>> Start Material for the task

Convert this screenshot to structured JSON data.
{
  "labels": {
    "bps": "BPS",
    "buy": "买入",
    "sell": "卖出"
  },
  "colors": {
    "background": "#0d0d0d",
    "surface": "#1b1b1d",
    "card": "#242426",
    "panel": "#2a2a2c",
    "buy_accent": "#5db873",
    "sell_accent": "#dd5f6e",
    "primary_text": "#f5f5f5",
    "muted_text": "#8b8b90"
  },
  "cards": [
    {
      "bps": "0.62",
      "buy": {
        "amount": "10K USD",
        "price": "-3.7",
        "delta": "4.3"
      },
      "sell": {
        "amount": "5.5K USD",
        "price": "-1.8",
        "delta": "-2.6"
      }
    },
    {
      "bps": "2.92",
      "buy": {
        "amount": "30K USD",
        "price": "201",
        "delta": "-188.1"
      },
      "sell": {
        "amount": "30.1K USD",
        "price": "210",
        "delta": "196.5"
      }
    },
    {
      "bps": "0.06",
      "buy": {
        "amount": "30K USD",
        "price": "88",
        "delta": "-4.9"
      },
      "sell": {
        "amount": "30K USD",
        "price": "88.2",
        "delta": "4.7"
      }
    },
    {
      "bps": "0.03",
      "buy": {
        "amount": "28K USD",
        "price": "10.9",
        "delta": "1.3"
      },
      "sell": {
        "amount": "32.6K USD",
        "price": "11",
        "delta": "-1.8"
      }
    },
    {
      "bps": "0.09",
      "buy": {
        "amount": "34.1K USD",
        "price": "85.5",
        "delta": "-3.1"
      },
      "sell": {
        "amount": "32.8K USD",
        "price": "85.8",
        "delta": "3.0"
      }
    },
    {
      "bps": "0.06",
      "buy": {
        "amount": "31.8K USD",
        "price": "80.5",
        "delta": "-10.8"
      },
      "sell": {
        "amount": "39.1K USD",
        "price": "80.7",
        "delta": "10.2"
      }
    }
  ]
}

>> End Material for the task
>> Start Material for the task

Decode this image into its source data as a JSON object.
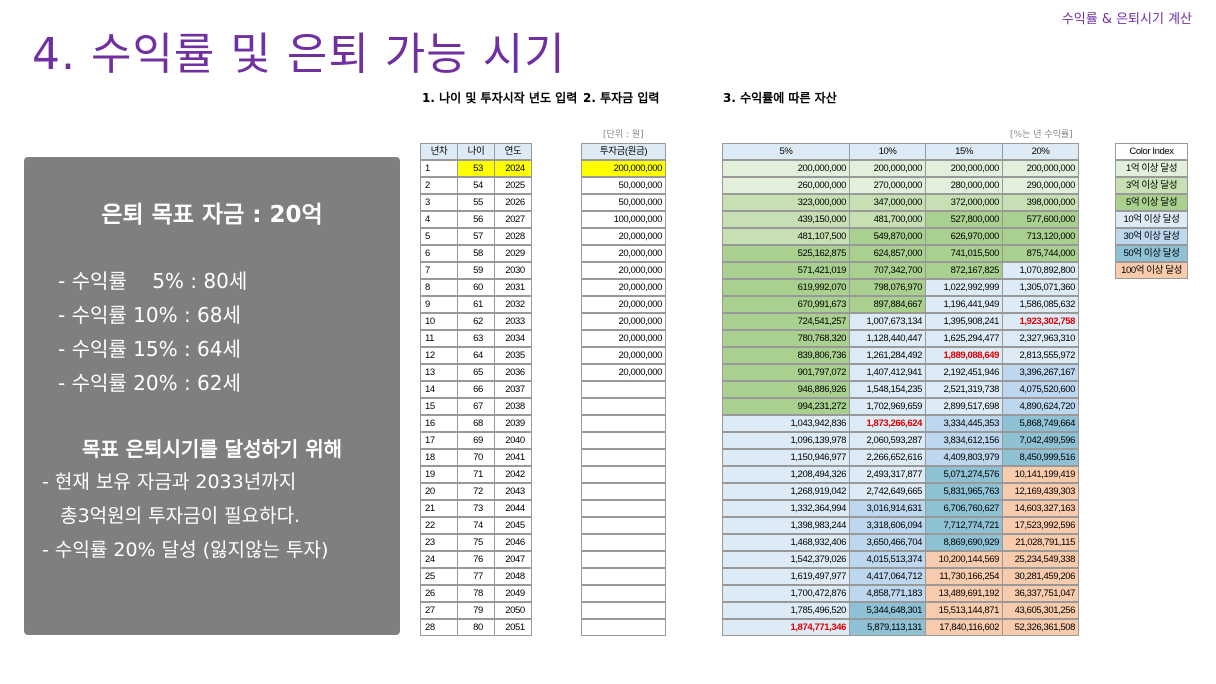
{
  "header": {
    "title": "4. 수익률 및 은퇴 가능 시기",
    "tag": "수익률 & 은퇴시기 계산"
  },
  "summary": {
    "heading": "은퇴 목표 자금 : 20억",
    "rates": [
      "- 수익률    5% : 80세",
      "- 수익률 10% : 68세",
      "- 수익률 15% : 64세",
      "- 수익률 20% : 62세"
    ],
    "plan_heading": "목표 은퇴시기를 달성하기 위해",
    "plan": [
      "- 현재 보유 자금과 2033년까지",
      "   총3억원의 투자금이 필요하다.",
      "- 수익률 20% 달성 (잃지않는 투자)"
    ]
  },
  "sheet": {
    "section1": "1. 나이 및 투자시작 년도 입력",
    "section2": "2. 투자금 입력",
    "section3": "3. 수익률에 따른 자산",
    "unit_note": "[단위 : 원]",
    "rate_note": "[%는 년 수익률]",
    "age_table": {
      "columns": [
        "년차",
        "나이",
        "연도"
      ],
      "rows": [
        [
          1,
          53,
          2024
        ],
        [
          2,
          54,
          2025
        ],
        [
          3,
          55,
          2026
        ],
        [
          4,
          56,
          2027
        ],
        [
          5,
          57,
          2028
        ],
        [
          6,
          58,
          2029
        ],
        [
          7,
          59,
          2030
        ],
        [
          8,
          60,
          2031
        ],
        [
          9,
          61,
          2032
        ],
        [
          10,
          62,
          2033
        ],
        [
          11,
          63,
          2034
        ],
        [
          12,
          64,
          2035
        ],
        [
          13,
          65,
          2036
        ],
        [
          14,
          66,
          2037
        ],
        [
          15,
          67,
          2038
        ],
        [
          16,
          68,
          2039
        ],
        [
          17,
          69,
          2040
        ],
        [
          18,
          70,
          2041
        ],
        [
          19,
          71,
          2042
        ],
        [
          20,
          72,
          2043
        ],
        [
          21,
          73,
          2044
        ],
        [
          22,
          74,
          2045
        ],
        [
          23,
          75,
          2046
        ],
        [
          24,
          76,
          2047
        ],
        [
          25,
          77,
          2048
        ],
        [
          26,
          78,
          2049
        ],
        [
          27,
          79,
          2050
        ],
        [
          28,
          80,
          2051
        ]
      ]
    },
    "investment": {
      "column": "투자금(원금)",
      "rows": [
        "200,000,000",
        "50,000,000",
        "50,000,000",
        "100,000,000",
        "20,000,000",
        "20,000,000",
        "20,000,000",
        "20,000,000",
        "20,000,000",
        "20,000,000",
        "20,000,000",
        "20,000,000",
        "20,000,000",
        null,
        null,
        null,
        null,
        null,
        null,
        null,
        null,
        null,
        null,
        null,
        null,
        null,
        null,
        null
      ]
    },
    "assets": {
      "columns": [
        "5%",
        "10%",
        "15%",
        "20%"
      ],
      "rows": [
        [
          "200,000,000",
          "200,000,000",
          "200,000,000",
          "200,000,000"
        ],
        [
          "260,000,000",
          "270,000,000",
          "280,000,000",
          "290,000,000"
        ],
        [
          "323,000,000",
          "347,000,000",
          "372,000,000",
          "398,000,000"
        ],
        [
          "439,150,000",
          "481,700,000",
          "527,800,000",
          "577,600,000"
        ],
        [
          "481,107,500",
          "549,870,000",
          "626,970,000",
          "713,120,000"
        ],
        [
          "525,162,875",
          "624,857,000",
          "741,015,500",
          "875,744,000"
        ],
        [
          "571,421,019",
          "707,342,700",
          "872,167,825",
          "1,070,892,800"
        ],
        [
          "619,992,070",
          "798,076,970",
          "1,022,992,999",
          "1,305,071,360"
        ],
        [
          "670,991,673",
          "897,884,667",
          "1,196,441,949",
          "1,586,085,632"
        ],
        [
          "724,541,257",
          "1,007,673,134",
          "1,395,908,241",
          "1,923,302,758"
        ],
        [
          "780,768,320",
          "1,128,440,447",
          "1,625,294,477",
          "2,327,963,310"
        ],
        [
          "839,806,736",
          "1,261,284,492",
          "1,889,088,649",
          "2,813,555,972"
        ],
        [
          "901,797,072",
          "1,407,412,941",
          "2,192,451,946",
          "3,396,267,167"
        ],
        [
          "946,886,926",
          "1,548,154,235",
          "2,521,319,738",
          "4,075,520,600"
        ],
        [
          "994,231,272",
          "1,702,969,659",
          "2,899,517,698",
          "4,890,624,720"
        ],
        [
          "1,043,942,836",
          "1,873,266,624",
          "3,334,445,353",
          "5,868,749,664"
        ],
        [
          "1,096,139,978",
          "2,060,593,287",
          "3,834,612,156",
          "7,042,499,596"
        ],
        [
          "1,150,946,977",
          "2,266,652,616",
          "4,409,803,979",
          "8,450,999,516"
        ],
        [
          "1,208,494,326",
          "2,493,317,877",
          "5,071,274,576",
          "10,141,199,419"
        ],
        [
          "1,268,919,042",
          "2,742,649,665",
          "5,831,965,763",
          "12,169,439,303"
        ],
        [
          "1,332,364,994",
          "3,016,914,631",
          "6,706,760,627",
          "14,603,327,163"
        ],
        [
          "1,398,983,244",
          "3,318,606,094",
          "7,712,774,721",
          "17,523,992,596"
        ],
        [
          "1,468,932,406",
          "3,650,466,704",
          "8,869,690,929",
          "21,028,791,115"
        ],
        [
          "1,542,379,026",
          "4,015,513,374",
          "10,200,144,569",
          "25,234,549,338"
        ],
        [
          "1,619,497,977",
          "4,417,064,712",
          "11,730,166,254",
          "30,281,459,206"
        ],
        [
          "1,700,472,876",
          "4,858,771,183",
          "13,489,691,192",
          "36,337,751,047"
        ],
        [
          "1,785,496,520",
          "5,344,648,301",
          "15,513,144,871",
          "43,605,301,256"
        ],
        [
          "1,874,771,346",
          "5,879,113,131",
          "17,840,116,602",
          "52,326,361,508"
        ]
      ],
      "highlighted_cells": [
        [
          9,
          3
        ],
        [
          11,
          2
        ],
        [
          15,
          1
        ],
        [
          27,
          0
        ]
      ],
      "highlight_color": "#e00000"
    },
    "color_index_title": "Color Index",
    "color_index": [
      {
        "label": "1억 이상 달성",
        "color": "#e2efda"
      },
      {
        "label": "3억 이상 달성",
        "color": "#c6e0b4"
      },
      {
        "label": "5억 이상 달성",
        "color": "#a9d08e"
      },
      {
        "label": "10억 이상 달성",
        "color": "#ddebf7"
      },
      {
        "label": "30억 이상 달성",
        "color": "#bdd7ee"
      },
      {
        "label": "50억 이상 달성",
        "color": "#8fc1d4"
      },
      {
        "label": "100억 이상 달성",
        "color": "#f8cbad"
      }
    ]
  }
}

>> End Material for the task
>> Start Material for the task

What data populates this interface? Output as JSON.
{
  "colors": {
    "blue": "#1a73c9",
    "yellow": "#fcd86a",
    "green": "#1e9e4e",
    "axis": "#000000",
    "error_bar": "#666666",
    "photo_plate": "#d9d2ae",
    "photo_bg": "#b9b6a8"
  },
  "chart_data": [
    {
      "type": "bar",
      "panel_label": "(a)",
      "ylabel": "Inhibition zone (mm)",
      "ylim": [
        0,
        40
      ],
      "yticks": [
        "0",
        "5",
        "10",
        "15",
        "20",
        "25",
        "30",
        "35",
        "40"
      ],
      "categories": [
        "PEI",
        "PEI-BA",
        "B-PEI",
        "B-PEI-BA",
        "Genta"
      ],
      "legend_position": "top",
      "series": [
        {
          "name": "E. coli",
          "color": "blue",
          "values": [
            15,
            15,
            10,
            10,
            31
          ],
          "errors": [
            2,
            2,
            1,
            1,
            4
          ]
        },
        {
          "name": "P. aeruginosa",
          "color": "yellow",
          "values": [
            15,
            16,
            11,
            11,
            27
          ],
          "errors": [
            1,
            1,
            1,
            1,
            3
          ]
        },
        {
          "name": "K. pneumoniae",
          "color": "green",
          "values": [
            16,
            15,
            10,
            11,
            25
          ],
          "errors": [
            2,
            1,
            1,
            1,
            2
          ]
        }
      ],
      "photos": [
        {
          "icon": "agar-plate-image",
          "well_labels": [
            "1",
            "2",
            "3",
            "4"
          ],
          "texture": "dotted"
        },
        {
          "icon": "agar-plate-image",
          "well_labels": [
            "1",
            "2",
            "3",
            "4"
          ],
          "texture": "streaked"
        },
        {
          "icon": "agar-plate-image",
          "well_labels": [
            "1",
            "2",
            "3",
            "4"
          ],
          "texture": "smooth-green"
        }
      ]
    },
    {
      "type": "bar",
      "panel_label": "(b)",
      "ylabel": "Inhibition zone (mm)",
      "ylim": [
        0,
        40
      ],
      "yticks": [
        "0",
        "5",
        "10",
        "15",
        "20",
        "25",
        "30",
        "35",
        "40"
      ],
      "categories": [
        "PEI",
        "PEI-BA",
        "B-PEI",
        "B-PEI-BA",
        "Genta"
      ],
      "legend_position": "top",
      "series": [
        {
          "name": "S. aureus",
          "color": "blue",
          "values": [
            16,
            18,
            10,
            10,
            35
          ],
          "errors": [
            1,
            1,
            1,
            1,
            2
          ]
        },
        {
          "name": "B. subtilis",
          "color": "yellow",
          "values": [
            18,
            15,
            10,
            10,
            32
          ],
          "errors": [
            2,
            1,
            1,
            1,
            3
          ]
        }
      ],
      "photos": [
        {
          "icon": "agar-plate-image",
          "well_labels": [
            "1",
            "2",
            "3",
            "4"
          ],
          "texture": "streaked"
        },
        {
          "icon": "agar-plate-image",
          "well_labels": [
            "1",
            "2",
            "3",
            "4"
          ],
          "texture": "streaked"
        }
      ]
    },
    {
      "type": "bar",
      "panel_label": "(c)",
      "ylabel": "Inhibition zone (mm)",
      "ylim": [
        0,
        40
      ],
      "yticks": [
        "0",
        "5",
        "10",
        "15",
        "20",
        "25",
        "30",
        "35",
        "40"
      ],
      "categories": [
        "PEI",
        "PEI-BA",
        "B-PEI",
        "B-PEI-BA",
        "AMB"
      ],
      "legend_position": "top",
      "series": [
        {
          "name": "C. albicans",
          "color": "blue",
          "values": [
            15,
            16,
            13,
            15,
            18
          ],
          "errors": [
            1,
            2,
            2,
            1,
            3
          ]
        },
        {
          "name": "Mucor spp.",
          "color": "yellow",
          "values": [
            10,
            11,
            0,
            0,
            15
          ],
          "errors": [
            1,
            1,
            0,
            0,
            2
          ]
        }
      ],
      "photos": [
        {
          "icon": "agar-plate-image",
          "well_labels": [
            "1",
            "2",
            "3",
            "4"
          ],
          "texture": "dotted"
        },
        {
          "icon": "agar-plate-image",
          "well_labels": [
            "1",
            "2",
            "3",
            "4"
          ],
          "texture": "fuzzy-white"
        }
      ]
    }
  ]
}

>> End Material for the task

:: What is required ::
Provide the number of lines in these entries that hold the word "delta", without any accompanying text.

:: Expected answer ::
12